> Passage to read:
/---
WHAT IS HUMAN TRAFFICKING?
Human trafficking is the forced capture and sale of human beings. It is slavery with two main subcategories - forced labor and forced sexual slavery - for the financial profit of the trafficker and the human being’s owner.
Other uses for human beings
for the profit of traffickers include forced sale of organs or tissues,
including removal of ovaries from women and girls; housework, and pornography. This post will focus on sex trafficking.
After the sale of guns, the sale of human beings is the most profitable activity there is. Trafficking of people is currently surpassing that of drugs because of the limitless profit. You can sell crack cocaine once and it’s consumed. A gun can be sold by one person one time.
A woman or a child can be sold by a sex trafficker or owner, over and over and over, up to 30 times a day, every day, with the only expenses other than the purchase being those of basic bodily needs and clothing. In the cases of children trafficked for sex, the sale often begins with the child’s parents or relatives selling him or her to the trafficker.
In 2014, the Oklahoma Bureau
of Narcotics and Dangerous Drugs Control reported that profit from human
trafficking in the state surpassed that of drug dealing.
Drug dealers are abandoning
drugs to sell people. The average cost of a slave globally is only $90, according to The Issue of Human Trafficking.
The International Labor
Organization (ILO) estimates that the forced labor and human trafficking
industry is lucrative to the tune of $150 billion worldwide.
In a 2014 report, the Urban
Institute estimated that the underground sex trafficking economy in the US
ranged from $39.9 million in Denver, CO to $290 million in Atlanta, GA.
[Photo credit to Voices for Dignity]
THE VICTIMS
How old are the children?
\---
> Task list:
1/ List every dollar amount given in the human trafficking text.
2/ Answer these from the human trafficking text:
(a) Which form of trafficking does the post say it will focus on?
(b) Up to how many times a day can a woman or a child be sold?
(c) In what year did the Urban Institute issue its report?
The listing after this point is unrelated to the human trafficking text.

> Supplied data:
/---
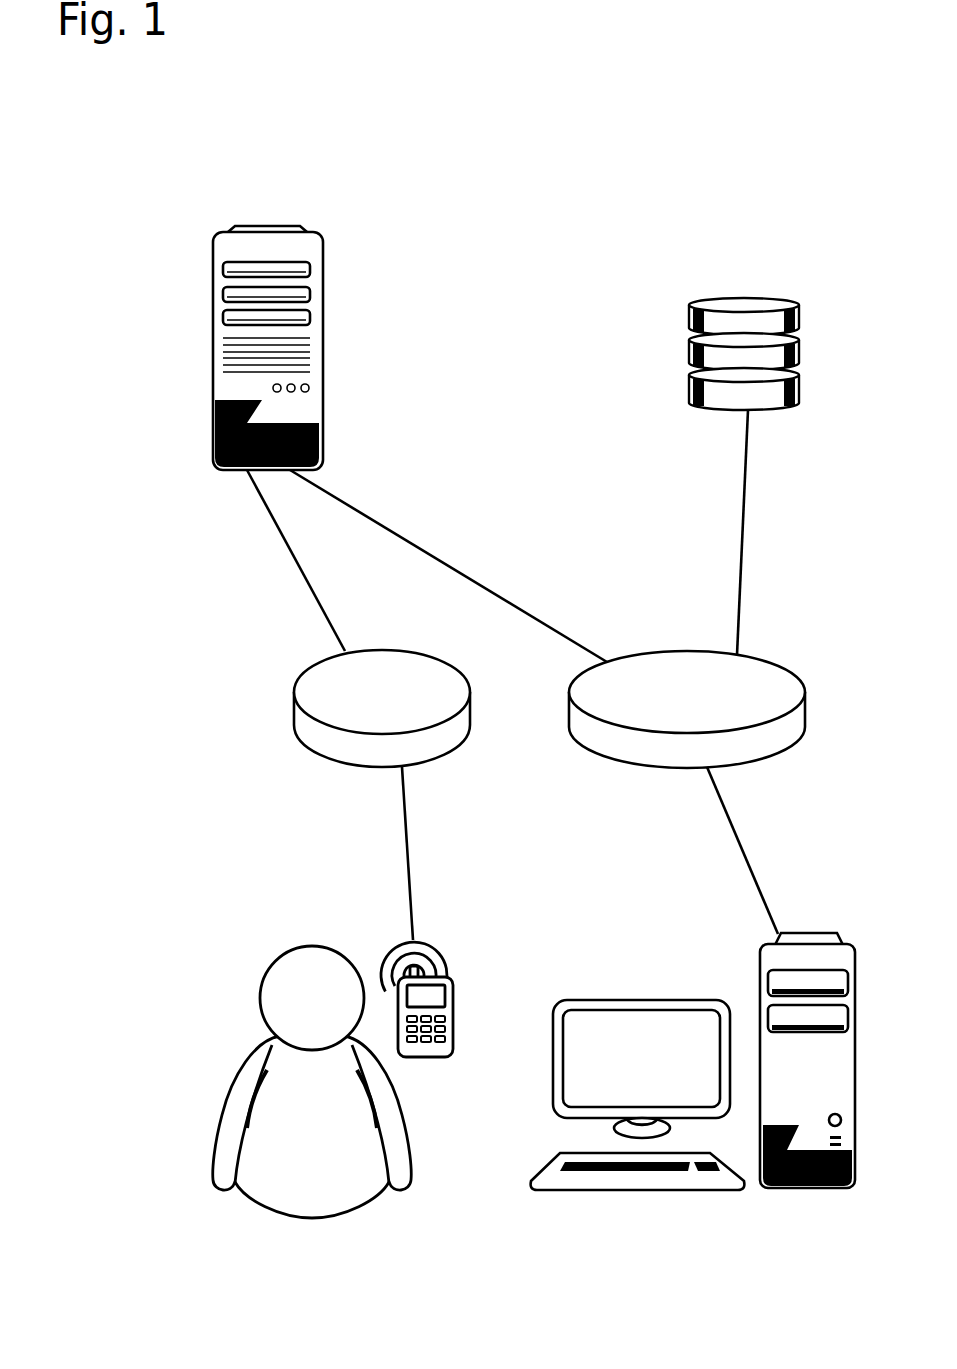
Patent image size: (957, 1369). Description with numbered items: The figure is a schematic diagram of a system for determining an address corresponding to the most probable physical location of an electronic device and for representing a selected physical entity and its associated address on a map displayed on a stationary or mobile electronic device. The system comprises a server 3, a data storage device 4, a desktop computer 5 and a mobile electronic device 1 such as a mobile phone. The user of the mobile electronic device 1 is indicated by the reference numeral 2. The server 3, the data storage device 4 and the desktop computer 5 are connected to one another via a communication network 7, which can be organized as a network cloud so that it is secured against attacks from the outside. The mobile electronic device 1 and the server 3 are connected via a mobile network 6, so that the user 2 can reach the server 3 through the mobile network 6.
\---
> Task responses:
1/
$90
$150 billion
$39.9 million
$290 million

2/
(a) Sex trafficking
(b) Up to 30 times
(c) 2014